-- Begin --

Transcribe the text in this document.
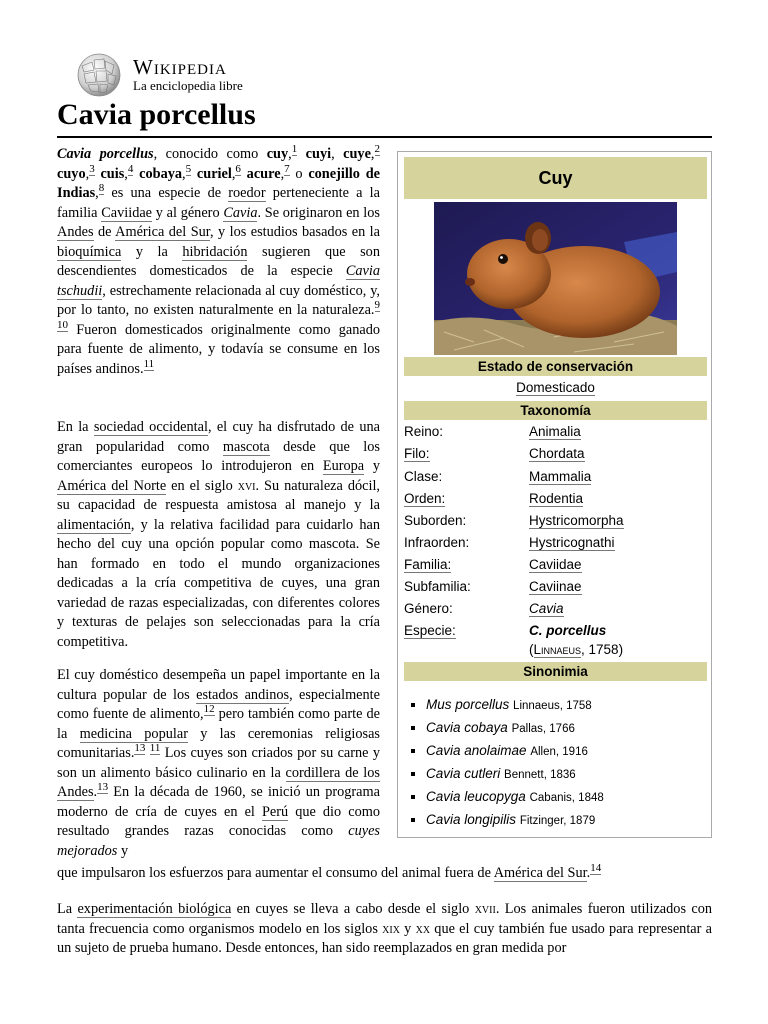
Wikipedia
La enciclopedia libre
Cavia porcellus

Cavia porcellus, conocido como cuy,$^1$ cuyi, cuye,$^2$ cuyo,$^3$ cuis,$^4$ cobaya,$^5$ curiel,$^6$ acure,$^7$ o conejillo de Indias,$^8$ es una especie de roedor perteneciente a la familia Caviidae y al género Cavia. Se originaron en los Andes de América del Sur, y los estudios basados en la bioquímica y la hibridación sugieren que son descendientes domesticados de la especie Cavia tschudii, estrechamente relacionada al cuy doméstico, y, por lo tanto, no existen naturalmente en la naturaleza.$^9$ $^{10}$ Fueron domesticados originalmente como ganado para fuente de alimento, y todavía se consume en los países andinos.$^{11}$

En la sociedad occidental, el cuy ha disfrutado de una gran popularidad como mascota desde que los comerciantes europeos lo introdujeron en Europa y América del Norte en el siglo xvi. Su naturaleza dócil, su capacidad de respuesta amistosa al manejo y la alimentación, y la relativa facilidad para cuidarlo han hecho del cuy una opción popular como mascota. Se han formado en todo el mundo organizaciones dedicadas a la cría competitiva de cuyes, una gran variedad de razas especializadas, con diferentes colores y texturas de pelajes son seleccionadas para la cría competitiva.

El cuy doméstico desempeña un papel importante en la cultura popular de los estados andinos, especialmente como fuente de alimento,$^{12}$ pero también como parte de la medicina popular y las ceremonias religiosas comunitarias.$^{13}$ $^{11}$ Los cuyes son criados por su carne y son un alimento básico culinario en la cordillera de los Andes.$^{13}$ En la década de 1960, se inició un programa moderno de cría de cuyes en el Perú que dio como resultado grandes razas conocidas como cuyes mejorados y

que impulsaron los esfuerzos para aumentar el consumo del animal fuera de América del Sur.$^{14}$

La experimentación biológica en cuyes se lleva a cabo desde el siglo xvii. Los animales fueron utilizados con tanta frecuencia como organismos modelo en los siglos xix y xx que el cuy también fue usado para representar a un sujeto de prueba humano. Desde entonces, han sido reemplazados en gran medida por

Cuy
Estado de conservación
Domesticado
Taxonomía
Reino:	Animalia
Filo:	Chordata
Clase:	Mammalia
Orden:	Rodentia
Suborden:	Hystricomorpha
Infraorden:	Hystricognathi
Familia:	Caviidae
Subfamilia:	Caviinae
Género:	Cavia
Especie:	C. porcellus
(Linnaeus, 1758)
Sinonimia
▪ Mus porcellus Linnaeus, 1758
▪ Cavia cobaya Pallas, 1766
▪ Cavia anolaimae Allen, 1916
▪ Cavia cutleri Bennett, 1836
▪ Cavia leucopyga Cabanis, 1848
▪ Cavia longipilis Fitzinger, 1879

-- End --

### Given task
Search the data above for the string "Cavia" and return every line that has it.

### Written answer
Cavia porcellus
Cavia porcellus, conocido como cuy,$^1$ cuyi, cuye,$^2$ cuyo,$^3$ cuis,$^4$ cobaya,$^5$ curiel,$^6$ acure,$^7$ o conejillo de Indias,$^8$ es una especie de roedor perteneciente a la familia Caviidae y al género Cavia. Se originaron en los Andes de América del Sur, y los estudios basados en la bioquímica y la hibridación sugieren que son descendientes domesticados de la especie Cavia tschudii, estrechamente relacionada al cuy doméstico, y, por lo tanto, no existen naturalmente en la naturaleza.$^9$ $^{10}$ Fueron domesticados originalmente como ganado para fuente de alimento, y todavía se consume en los países andinos.$^{11}$
Género:	Cavia
▪ Cavia cobaya Pallas, 1766
▪ Cavia anolaimae Allen, 1916
▪ Cavia cutleri Bennett, 1836
▪ Cavia leucopyga Cabanis, 1848
▪ Cavia longipilis Fitzinger, 1879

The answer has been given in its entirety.